_TASK OBJECTIVE_.
Write out the records word for word, with no pictures.

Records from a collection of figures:
## BEGIN

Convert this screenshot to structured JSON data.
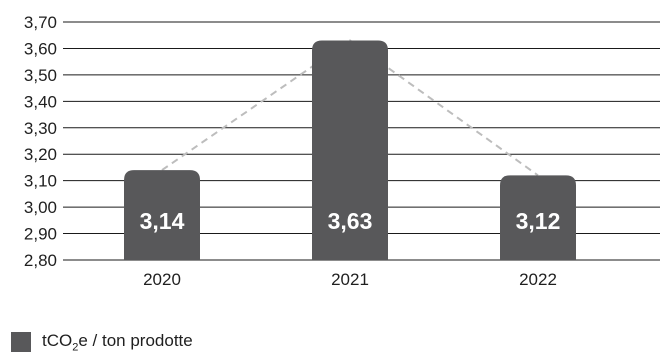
{
  "chart_data": {
    "type": "bar",
    "categories": [
      "2020",
      "2021",
      "2022"
    ],
    "series": [
      {
        "name": "tCO₂e / ton prodotte",
        "values": [
          3.14,
          3.63,
          3.12
        ]
      }
    ],
    "data_labels": [
      "3,14",
      "3,63",
      "3,12"
    ],
    "yticks": [
      "2,80",
      "2,90",
      "3,00",
      "3,10",
      "3,20",
      "3,30",
      "3,40",
      "3,50",
      "3,60",
      "3,70"
    ],
    "ylim": [
      2.8,
      3.7
    ],
    "grid": true,
    "trend_line": "dashed",
    "legend_position": "bottom-left",
    "bar_color": "#58585a",
    "trend_color": "#bdbdbd",
    "title": "",
    "xlabel": "",
    "ylabel": ""
  },
  "legend": {
    "prefix": "tCO",
    "subscript": "2",
    "suffix": "e / ton prodotte"
  }
}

## END

_OUTPUT BELOW_.
Convert this screenshot to structured JSON data.
{
  "chart_data": {
    "type": "bar",
    "categories": [
      "2020",
      "2021",
      "2022"
    ],
    "series": [
      {
        "name": "tCO₂e / ton prodotte",
        "values": [
          3.14,
          3.63,
          3.12
        ]
      }
    ],
    "data_labels": [
      "3,14",
      "3,63",
      "3,12"
    ],
    "yticks": [
      "2,80",
      "2,90",
      "3,00",
      "3,10",
      "3,20",
      "3,30",
      "3,40",
      "3,50",
      "3,60",
      "3,70"
    ],
    "ylim": [
      2.8,
      3.7
    ],
    "grid": true,
    "trend_line": "dashed",
    "legend_position": "bottom-left",
    "bar_color": "#58585a",
    "trend_color": "#bdbdbd",
    "title": "",
    "xlabel": "",
    "ylabel": ""
  },
  "legend": {
    "prefix": "tCO",
    "subscript": "2",
    "suffix": "e / ton prodotte"
  }
}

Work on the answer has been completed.